GIVEN INSTRUCTION:
Below is some material; transcribe all of it exactly.

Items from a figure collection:
** BEGIN **

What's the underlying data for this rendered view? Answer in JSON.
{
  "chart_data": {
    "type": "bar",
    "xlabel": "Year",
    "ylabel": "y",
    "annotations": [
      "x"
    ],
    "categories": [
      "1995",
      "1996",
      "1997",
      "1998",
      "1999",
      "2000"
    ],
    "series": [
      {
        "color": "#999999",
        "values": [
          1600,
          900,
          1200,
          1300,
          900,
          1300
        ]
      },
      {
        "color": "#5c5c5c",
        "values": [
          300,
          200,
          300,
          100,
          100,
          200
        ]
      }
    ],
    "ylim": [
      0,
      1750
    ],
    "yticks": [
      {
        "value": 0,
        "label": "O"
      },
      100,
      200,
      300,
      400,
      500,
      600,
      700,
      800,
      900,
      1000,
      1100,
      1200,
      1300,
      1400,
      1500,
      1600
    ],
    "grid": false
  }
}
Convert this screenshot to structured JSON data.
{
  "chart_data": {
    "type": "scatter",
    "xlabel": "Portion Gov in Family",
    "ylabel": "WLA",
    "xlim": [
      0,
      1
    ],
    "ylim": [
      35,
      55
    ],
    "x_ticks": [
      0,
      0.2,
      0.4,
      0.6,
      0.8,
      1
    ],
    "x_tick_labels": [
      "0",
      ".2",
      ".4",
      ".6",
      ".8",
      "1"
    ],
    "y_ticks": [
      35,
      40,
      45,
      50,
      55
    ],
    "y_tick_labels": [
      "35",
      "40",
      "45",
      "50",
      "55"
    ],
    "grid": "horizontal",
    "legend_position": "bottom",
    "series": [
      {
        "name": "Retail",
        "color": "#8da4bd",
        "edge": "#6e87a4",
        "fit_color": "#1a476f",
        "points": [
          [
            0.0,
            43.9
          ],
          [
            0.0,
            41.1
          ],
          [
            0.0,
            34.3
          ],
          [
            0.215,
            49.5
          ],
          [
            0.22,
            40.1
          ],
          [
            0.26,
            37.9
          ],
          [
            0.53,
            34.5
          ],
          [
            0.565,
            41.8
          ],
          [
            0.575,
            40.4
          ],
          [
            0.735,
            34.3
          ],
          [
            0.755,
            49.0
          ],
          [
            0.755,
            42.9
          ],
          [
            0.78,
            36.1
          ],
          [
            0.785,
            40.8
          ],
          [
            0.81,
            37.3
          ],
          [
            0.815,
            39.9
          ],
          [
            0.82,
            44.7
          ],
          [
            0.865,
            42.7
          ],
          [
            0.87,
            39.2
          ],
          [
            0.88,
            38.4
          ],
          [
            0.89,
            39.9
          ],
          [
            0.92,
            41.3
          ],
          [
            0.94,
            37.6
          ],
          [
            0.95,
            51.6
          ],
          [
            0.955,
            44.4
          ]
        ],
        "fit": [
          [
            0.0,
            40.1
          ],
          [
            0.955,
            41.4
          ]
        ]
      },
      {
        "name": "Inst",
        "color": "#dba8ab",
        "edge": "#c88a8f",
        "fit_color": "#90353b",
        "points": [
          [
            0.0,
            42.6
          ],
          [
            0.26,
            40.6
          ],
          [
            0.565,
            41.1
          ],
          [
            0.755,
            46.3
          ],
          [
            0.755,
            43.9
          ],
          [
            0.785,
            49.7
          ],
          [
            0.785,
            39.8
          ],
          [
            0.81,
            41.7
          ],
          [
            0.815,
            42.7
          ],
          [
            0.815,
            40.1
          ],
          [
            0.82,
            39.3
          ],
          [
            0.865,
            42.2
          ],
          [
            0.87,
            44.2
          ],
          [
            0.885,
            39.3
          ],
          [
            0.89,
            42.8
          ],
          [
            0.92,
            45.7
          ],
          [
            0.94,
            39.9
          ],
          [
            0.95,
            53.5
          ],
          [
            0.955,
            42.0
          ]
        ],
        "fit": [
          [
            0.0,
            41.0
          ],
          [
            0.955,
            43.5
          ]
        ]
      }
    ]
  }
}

** END **

EXERCISE ANSWER:
What's the underlying data for this rendered view? Answer in JSON.
{
  "chart_data": {
    "type": "bar",
    "xlabel": "Year",
    "ylabel": "y",
    "annotations": [
      "x"
    ],
    "categories": [
      "1995",
      "1996",
      "1997",
      "1998",
      "1999",
      "2000"
    ],
    "series": [
      {
        "color": "#999999",
        "values": [
          1600,
          900,
          1200,
          1300,
          900,
          1300
        ]
      },
      {
        "color": "#5c5c5c",
        "values": [
          300,
          200,
          300,
          100,
          100,
          200
        ]
      }
    ],
    "ylim": [
      0,
      1750
    ],
    "yticks": [
      {
        "value": 0,
        "label": "O"
      },
      100,
      200,
      300,
      400,
      500,
      600,
      700,
      800,
      900,
      1000,
      1100,
      1200,
      1300,
      1400,
      1500,
      1600
    ],
    "grid": false
  }
}
Convert this screenshot to structured JSON data.
{
  "chart_data": {
    "type": "scatter",
    "xlabel": "Portion Gov in Family",
    "ylabel": "WLA",
    "xlim": [
      0,
      1
    ],
    "ylim": [
      35,
      55
    ],
    "x_ticks": [
      0,
      0.2,
      0.4,
      0.6,
      0.8,
      1
    ],
    "x_tick_labels": [
      "0",
      ".2",
      ".4",
      ".6",
      ".8",
      "1"
    ],
    "y_ticks": [
      35,
      40,
      45,
      50,
      55
    ],
    "y_tick_labels": [
      "35",
      "40",
      "45",
      "50",
      "55"
    ],
    "grid": "horizontal",
    "legend_position": "bottom",
    "series": [
      {
        "name": "Retail",
        "color": "#8da4bd",
        "edge": "#6e87a4",
        "fit_color": "#1a476f",
        "points": [
          [
            0.0,
            43.9
          ],
          [
            0.0,
            41.1
          ],
          [
            0.0,
            34.3
          ],
          [
            0.215,
            49.5
          ],
          [
            0.22,
            40.1
          ],
          [
            0.26,
            37.9
          ],
          [
            0.53,
            34.5
          ],
          [
            0.565,
            41.8
          ],
          [
            0.575,
            40.4
          ],
          [
            0.735,
            34.3
          ],
          [
            0.755,
            49.0
          ],
          [
            0.755,
            42.9
          ],
          [
            0.78,
            36.1
          ],
          [
            0.785,
            40.8
          ],
          [
            0.81,
            37.3
          ],
          [
            0.815,
            39.9
          ],
          [
            0.82,
            44.7
          ],
          [
            0.865,
            42.7
          ],
          [
            0.87,
            39.2
          ],
          [
            0.88,
            38.4
          ],
          [
            0.89,
            39.9
          ],
          [
            0.92,
            41.3
          ],
          [
            0.94,
            37.6
          ],
          [
            0.95,
            51.6
          ],
          [
            0.955,
            44.4
          ]
        ],
        "fit": [
          [
            0.0,
            40.1
          ],
          [
            0.955,
            41.4
          ]
        ]
      },
      {
        "name": "Inst",
        "color": "#dba8ab",
        "edge": "#c88a8f",
        "fit_color": "#90353b",
        "points": [
          [
            0.0,
            42.6
          ],
          [
            0.26,
            40.6
          ],
          [
            0.565,
            41.1
          ],
          [
            0.755,
            46.3
          ],
          [
            0.755,
            43.9
          ],
          [
            0.785,
            49.7
          ],
          [
            0.785,
            39.8
          ],
          [
            0.81,
            41.7
          ],
          [
            0.815,
            42.7
          ],
          [
            0.815,
            40.1
          ],
          [
            0.82,
            39.3
          ],
          [
            0.865,
            42.2
          ],
          [
            0.87,
            44.2
          ],
          [
            0.885,
            39.3
          ],
          [
            0.89,
            42.8
          ],
          [
            0.92,
            45.7
          ],
          [
            0.94,
            39.9
          ],
          [
            0.95,
            53.5
          ],
          [
            0.955,
            42.0
          ]
        ],
        "fit": [
          [
            0.0,
            41.0
          ],
          [
            0.955,
            43.5
          ]
        ]
      }
    ]
  }
}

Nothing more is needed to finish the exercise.